**Task goal:** Copy each line of the records that contains the word "Dubai".

(Dataset excerpts)
— start —

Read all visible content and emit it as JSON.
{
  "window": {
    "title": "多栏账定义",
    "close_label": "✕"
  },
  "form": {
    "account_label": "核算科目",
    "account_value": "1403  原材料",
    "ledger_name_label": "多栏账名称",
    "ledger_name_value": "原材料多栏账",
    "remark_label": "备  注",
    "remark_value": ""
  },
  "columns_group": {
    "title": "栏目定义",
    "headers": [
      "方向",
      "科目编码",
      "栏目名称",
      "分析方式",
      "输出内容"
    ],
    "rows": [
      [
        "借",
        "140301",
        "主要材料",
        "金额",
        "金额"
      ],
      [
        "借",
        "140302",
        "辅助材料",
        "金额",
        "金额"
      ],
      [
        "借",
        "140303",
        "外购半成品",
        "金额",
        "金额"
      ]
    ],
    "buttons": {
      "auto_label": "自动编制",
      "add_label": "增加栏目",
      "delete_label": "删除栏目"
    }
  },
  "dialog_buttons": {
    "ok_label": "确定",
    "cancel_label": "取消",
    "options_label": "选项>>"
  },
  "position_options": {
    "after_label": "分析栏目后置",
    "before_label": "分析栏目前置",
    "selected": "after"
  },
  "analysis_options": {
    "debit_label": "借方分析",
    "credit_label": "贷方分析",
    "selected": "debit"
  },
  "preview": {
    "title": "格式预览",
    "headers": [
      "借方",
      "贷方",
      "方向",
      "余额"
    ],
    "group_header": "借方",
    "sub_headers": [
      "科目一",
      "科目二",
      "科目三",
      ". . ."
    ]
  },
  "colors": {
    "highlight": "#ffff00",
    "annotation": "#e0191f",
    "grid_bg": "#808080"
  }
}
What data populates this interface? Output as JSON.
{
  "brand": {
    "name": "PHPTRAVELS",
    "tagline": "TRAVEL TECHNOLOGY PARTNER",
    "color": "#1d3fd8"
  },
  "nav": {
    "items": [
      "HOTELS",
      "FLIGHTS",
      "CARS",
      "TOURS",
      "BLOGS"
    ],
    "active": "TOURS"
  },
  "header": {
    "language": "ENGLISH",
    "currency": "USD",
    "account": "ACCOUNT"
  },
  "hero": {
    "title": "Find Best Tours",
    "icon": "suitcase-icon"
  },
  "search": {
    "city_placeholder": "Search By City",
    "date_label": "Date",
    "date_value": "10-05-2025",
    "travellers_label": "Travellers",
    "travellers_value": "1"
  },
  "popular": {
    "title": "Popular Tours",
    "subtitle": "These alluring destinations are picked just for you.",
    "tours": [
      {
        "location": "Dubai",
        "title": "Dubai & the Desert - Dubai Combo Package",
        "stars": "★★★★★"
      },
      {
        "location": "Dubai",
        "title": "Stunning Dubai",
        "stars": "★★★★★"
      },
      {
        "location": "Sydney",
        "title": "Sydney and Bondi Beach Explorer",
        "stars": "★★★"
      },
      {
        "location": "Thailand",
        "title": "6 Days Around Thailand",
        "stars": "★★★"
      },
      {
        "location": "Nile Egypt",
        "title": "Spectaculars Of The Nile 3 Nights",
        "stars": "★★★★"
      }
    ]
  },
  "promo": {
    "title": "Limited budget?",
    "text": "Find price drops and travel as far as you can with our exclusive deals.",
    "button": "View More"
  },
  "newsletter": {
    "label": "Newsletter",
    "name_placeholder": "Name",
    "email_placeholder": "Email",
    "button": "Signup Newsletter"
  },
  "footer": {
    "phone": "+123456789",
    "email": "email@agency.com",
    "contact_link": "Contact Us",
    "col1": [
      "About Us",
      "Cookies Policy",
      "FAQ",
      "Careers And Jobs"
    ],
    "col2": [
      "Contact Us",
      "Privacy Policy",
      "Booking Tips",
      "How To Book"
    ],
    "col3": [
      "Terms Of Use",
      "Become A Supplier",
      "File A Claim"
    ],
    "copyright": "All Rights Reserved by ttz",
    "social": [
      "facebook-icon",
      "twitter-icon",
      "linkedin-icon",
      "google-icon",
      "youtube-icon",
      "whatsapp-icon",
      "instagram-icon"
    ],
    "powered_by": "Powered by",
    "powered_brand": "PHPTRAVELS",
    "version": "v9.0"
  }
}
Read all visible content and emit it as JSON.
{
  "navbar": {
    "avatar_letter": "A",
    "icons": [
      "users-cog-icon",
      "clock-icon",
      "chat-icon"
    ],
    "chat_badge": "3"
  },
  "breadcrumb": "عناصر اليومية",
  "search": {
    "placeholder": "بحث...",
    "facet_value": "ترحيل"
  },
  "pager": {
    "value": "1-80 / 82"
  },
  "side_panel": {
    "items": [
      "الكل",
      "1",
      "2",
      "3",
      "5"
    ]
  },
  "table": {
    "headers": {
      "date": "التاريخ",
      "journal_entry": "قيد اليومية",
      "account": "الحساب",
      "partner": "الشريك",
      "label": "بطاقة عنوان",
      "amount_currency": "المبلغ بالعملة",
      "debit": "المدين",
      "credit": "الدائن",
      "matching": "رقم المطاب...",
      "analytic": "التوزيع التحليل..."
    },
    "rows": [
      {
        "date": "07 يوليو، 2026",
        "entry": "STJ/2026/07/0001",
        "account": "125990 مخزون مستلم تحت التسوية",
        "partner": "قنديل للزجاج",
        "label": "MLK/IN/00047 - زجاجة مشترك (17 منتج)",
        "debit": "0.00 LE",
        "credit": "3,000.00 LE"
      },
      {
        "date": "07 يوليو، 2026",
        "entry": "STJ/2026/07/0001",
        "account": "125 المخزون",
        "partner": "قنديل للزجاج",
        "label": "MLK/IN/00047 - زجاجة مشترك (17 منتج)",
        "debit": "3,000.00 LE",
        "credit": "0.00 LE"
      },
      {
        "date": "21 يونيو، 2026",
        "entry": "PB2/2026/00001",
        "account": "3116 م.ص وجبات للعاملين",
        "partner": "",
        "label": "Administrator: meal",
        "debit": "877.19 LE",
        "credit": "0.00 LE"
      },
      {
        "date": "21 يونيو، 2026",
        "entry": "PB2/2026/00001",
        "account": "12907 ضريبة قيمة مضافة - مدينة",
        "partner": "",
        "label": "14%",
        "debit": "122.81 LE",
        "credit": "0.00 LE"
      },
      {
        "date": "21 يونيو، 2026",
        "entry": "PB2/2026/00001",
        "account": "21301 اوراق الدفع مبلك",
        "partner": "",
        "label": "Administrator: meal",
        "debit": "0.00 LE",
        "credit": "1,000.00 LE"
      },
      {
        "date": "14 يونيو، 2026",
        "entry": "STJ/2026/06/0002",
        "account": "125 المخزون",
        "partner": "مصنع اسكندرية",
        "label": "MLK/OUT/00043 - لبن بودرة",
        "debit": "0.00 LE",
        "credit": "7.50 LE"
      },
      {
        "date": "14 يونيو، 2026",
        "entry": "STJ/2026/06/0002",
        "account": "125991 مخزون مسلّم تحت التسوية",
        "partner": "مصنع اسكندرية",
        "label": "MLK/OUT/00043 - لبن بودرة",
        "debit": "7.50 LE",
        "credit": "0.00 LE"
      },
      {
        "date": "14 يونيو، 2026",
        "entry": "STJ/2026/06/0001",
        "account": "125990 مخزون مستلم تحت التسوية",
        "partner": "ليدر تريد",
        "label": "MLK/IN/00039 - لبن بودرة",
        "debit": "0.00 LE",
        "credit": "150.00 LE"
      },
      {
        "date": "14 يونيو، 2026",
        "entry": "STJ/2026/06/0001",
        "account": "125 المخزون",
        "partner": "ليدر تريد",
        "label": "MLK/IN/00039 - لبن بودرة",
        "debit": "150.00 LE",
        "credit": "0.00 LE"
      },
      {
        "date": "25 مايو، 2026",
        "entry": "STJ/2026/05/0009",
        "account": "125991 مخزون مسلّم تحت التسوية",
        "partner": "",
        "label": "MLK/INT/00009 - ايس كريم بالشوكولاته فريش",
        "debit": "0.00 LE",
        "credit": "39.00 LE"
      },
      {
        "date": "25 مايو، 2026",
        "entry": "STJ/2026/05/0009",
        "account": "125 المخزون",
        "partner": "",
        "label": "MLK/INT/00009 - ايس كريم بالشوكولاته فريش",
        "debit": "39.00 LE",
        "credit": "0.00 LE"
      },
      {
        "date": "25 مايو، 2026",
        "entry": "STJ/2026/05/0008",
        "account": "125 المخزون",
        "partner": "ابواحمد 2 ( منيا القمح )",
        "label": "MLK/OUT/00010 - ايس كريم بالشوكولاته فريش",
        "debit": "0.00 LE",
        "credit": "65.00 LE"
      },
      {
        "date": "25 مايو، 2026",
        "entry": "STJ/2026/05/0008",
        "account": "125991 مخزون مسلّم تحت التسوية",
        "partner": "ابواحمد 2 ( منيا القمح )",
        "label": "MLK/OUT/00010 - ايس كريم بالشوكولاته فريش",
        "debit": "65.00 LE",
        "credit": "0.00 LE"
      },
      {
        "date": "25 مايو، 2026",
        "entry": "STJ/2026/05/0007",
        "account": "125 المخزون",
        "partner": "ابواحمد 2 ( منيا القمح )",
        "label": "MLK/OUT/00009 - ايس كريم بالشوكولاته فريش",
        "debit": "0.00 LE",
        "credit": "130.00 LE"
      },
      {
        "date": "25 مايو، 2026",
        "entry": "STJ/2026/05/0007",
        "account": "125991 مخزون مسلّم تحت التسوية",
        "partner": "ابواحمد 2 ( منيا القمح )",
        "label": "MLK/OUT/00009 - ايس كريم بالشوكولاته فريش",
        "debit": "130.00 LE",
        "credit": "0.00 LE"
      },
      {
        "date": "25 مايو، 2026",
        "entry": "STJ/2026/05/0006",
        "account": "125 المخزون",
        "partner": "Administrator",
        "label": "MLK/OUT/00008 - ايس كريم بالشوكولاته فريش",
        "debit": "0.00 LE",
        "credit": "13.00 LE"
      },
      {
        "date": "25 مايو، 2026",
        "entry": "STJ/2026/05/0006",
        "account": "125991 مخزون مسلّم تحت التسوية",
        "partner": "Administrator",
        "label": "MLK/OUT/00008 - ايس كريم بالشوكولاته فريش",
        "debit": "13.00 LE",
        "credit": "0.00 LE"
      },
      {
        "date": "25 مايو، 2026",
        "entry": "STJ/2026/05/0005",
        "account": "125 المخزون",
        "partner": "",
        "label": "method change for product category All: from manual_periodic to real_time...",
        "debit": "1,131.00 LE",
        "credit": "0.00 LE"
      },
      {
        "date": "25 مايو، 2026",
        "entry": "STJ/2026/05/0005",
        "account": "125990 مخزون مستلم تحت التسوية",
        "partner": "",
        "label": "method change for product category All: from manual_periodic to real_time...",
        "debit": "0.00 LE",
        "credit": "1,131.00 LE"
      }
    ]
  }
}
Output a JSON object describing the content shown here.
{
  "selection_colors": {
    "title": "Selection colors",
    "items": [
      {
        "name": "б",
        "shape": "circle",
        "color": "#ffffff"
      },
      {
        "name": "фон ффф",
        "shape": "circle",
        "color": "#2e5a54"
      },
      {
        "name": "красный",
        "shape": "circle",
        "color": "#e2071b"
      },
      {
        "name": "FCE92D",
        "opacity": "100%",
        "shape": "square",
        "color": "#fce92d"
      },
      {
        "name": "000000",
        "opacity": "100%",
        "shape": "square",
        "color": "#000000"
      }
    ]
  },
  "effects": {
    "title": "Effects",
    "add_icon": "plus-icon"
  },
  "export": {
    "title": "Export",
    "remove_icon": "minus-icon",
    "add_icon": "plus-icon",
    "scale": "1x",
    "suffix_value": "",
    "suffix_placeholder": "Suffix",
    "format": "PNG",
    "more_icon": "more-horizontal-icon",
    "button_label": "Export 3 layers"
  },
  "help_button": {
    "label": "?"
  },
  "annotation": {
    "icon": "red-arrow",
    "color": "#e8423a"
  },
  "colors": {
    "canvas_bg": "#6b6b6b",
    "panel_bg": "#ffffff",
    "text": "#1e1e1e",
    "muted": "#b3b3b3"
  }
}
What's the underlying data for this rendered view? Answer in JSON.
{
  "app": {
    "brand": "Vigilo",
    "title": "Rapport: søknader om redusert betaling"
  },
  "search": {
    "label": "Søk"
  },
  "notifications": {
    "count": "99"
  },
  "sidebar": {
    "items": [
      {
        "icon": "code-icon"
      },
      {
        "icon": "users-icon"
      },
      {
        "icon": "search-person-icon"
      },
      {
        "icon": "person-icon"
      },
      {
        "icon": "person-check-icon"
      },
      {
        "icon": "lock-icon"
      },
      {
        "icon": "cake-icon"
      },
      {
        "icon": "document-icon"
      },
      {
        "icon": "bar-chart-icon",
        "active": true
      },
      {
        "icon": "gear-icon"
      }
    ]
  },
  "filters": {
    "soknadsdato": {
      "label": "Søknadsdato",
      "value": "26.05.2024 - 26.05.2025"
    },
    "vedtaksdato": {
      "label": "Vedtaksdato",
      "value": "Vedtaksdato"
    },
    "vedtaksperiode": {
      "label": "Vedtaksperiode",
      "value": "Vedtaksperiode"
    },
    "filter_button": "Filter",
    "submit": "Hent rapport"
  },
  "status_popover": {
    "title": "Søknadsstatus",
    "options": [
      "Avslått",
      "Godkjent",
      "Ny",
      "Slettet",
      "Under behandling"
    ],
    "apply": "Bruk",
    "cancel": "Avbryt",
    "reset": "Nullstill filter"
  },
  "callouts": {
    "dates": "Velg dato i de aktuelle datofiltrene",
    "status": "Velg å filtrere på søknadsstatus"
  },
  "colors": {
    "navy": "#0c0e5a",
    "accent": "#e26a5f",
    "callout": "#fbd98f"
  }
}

— end —

**Output of the exercise:**
        "location": "Dubai",
        "title": "Dubai & the Desert - Dubai Combo Package",
        "location": "Dubai",
        "title": "Stunning Dubai",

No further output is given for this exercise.